*The exercise*
Leave out any picture and return the remaining listing below exactly as given.
---------- Available data
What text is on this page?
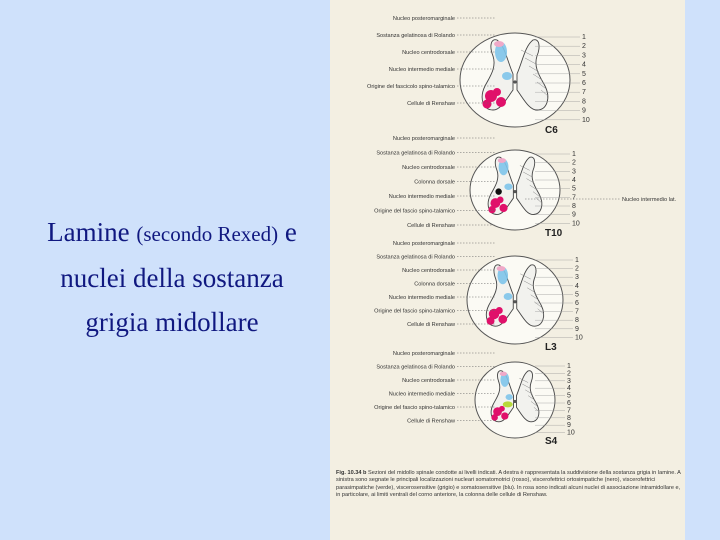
Lamine (secondo Rexed) e
nuclei della sostanza
grigia midollare
Nucleo posteromarginale
Sostanza gelatinosa di Rolando
Nucleo centrodorsale
Nucleo intermedio mediale
Origine del fascicolo spino-talamico
Cellule di Renshaw
1
2
3
4
5
6
7
8
9
10
C6
Nucleo posteromarginale
Sostanza gelatinosa di Rolando
Nucleo centrodorsale
Colonna dorsale
Nucleo intermedio mediale
Origine del fascio spino-talamico
Cellule di Renshaw
1
2
3
4
5
7
8
9
10
Nucleo intermedio lat.
T10
Nucleo posteromarginale
Sostanza gelatinosa di Rolando
Nucleo centrodorsale
Colonna dorsale
Nucleo intermedio mediale
Origine del fascio spino-talamico
Cellule di Renshaw
1
2
3
4
5
6
7
8
9
10
L3
Nucleo posteromarginale
Sostanza gelatinosa di Rolando
Nucleo centrodorsale
Nucleo intermedio mediale
Origine del fascio spino-talamico
Cellule di Renshaw
1
2
3
4
5
6
7
8
9
10
S4
Fig. 10.34 b Sezioni del midollo spinale condotte ai livelli indicati. A destra è rappresentata la suddivisione della sostanza grigia in lamine. A sinistra sono segnate le principali localizzazioni nucleari somatomotrici (rosso), viscerofettrici ortosimpatiche (nero), viscerofettrici parasimpatiche (verde), viscerosensitive (grigio) e somatosensitive (blu). In rosa sono indicati alcuni nuclei di associazione intramidollare e, in particolare, ai limiti ventrali del corno anteriore, la colonna delle cellule di Renshaw.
--------------------
*Expected output*
What text is on this page?
Lamine (secondo Rexed) e
nuclei della sostanza
grigia midollare
Nucleo posteromarginale
Sostanza gelatinosa di Rolando
Nucleo centrodorsale
Nucleo intermedio mediale
Origine del fascicolo spino-talamico
Cellule di Renshaw
1
2
3
4
5
6
7
8
9
10
C6
Nucleo posteromarginale
Sostanza gelatinosa di Rolando
Nucleo centrodorsale
Colonna dorsale
Nucleo intermedio mediale
Origine del fascio spino-talamico
Cellule di Renshaw
1
2
3
4
5
7
8
9
10
Nucleo intermedio lat.
T10
Nucleo posteromarginale
Sostanza gelatinosa di Rolando
Nucleo centrodorsale
Colonna dorsale
Nucleo intermedio mediale
Origine del fascio spino-talamico
Cellule di Renshaw
1
2
3
4
5
6
7
8
9
10
L3
Nucleo posteromarginale
Sostanza gelatinosa di Rolando
Nucleo centrodorsale
Nucleo intermedio mediale
Origine del fascio spino-talamico
Cellule di Renshaw
1
2
3
4
5
6
7
8
9
10
S4
Fig. 10.34 b Sezioni del midollo spinale condotte ai livelli indicati. A destra è rappresentata la suddivisione della sostanza grigia in lamine. A sinistra sono segnate le principali localizzazioni nucleari somatomotrici (rosso), viscerofettrici ortosimpatiche (nero), viscerofettrici parasimpatiche (verde), viscerosensitive (grigio) e somatosensitive (blu). In rosa sono indicati alcuni nuclei di associazione intramidollare e, in particolare, ai limiti ventrali del corno anteriore, la colonna delle cellule di Renshaw.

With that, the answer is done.